Goal
Collect each line of the entries that holds the string "document".

## BEGIN Material shown

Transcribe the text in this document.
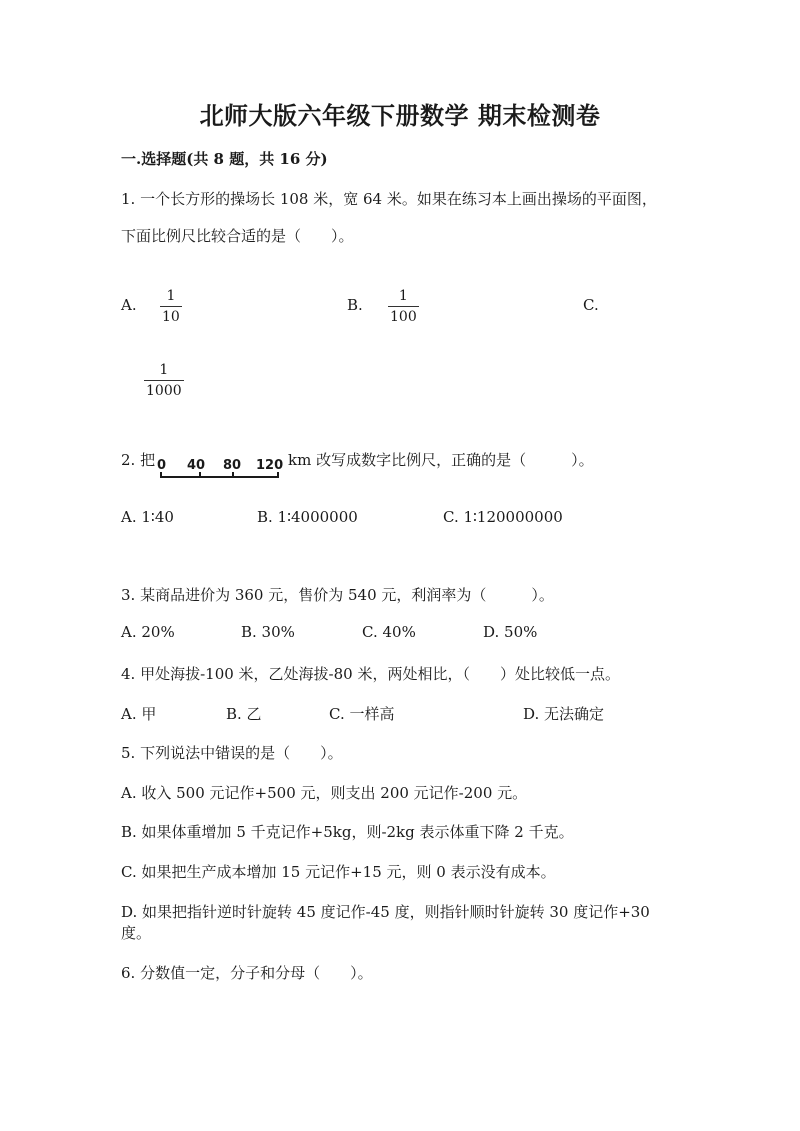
北师大版六年级下册数学 期末检测卷
一.选择题(共 8 题，共 16 分)
1. 一个长方形的操场长 108 米，宽 64 米。如果在练习本上画出操场的平面图，
下面比例尺比较合适的是（　　）。
A. $\frac{1}{10}$	B. $\frac{1}{100}$	C.
$\frac{1}{1000}$
2. 把 0 40 80 120 km 改写成数字比例尺，正确的是（　　　）。
A. 1∶40	B. 1∶4000000	C. 1∶120000000
3. 某商品进价为 360 元，售价为 540 元，利润率为（　　　）。
A. 20%	B. 30%	C. 40%	D. 50%
4. 甲处海拔-100 米，乙处海拔-80 米，两处相比，（　　）处比较低一点。
A. 甲	B. 乙	C. 一样高	D. 无法确定
5. 下列说法中错误的是（　　）。
A. 收入 500 元记作+500 元，则支出 200 元记作-200 元。
B. 如果体重增加 5 千克记作+5kg，则-2kg 表示体重下降 2 千克。
C. 如果把生产成本增加 15 元记作+15 元，则 0 表示没有成本。
D. 如果把指针逆时针旋转 45 度记作-45 度，则指针顺时针旋转 30 度记作+30
度。
6. 分数值一定，分子和分母（　　）。
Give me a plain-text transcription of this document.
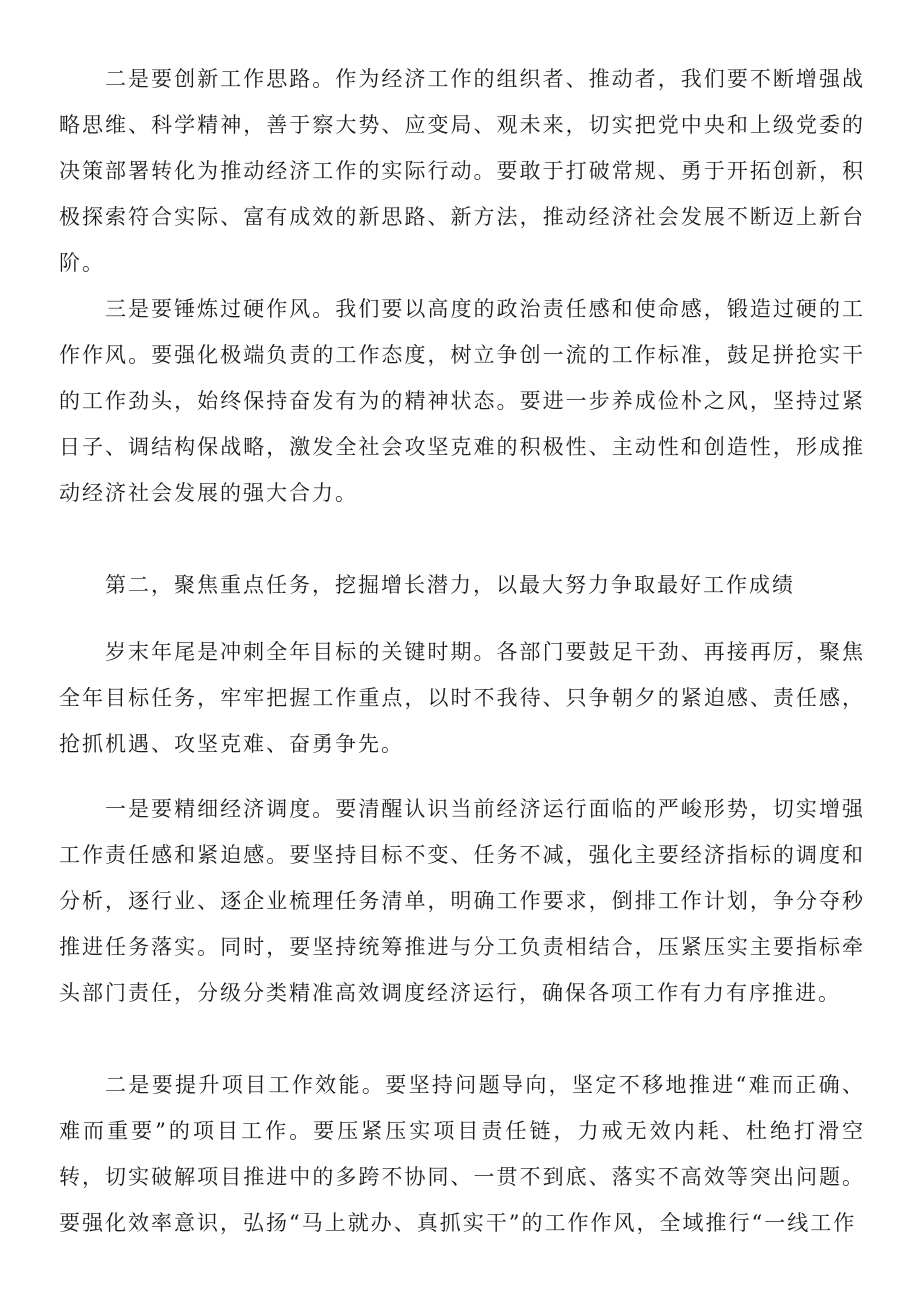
二是要创新工作思路。作为经济工作的组织者、推动者，我们要不断增强战略思维、科学精神，善于察大势、应变局、观未来，切实把党中央和上级党委的决策部署转化为推动经济工作的实际行动。要敢于打破常规、勇于开拓创新，积极探索符合实际、富有成效的新思路、新方法，推动经济社会发展不断迈上新台阶。

三是要锤炼过硬作风。我们要以高度的政治责任感和使命感，锻造过硬的工作作风。要强化极端负责的工作态度，树立争创一流的工作标准，鼓足拼抢实干的工作劲头，始终保持奋发有为的精神状态。要进一步养成俭朴之风，坚持过紧日子、调结构保战略，激发全社会攻坚克难的积极性、主动性和创造性，形成推动经济社会发展的强大合力。

第二，聚焦重点任务，挖掘增长潜力，以最大努力争取最好工作成绩

岁末年尾是冲刺全年目标的关键时期。各部门要鼓足干劲、再接再厉，聚焦全年目标任务，牢牢把握工作重点，以时不我待、只争朝夕的紧迫感、责任感，抢抓机遇、攻坚克难、奋勇争先。

一是要精细经济调度。要清醒认识当前经济运行面临的严峻形势，切实增强工作责任感和紧迫感。要坚持目标不变、任务不减，强化主要经济指标的调度和分析，逐行业、逐企业梳理任务清单，明确工作要求，倒排工作计划，争分夺秒推进任务落实。同时，要坚持统筹推进与分工负责相结合，压紧压实主要指标牵头部门责任，分级分类精准高效调度经济运行，确保各项工作有力有序推进。

二是要提升项目工作效能。要坚持问题导向，坚定不移地推进“难而正确、难而重要”的项目工作。要压紧压实项目责任链，力戒无效内耗、杜绝打滑空转，切实破解项目推进中的多跨不协同、一贯不到底、落实不高效等突出问题。要强化效率意识，弘扬“马上就办、真抓实干”的工作作风，全域推行“一线工作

## END Material shown

Correct answer
Transcribe the text in this document.
Give me a plain-text transcription of this document.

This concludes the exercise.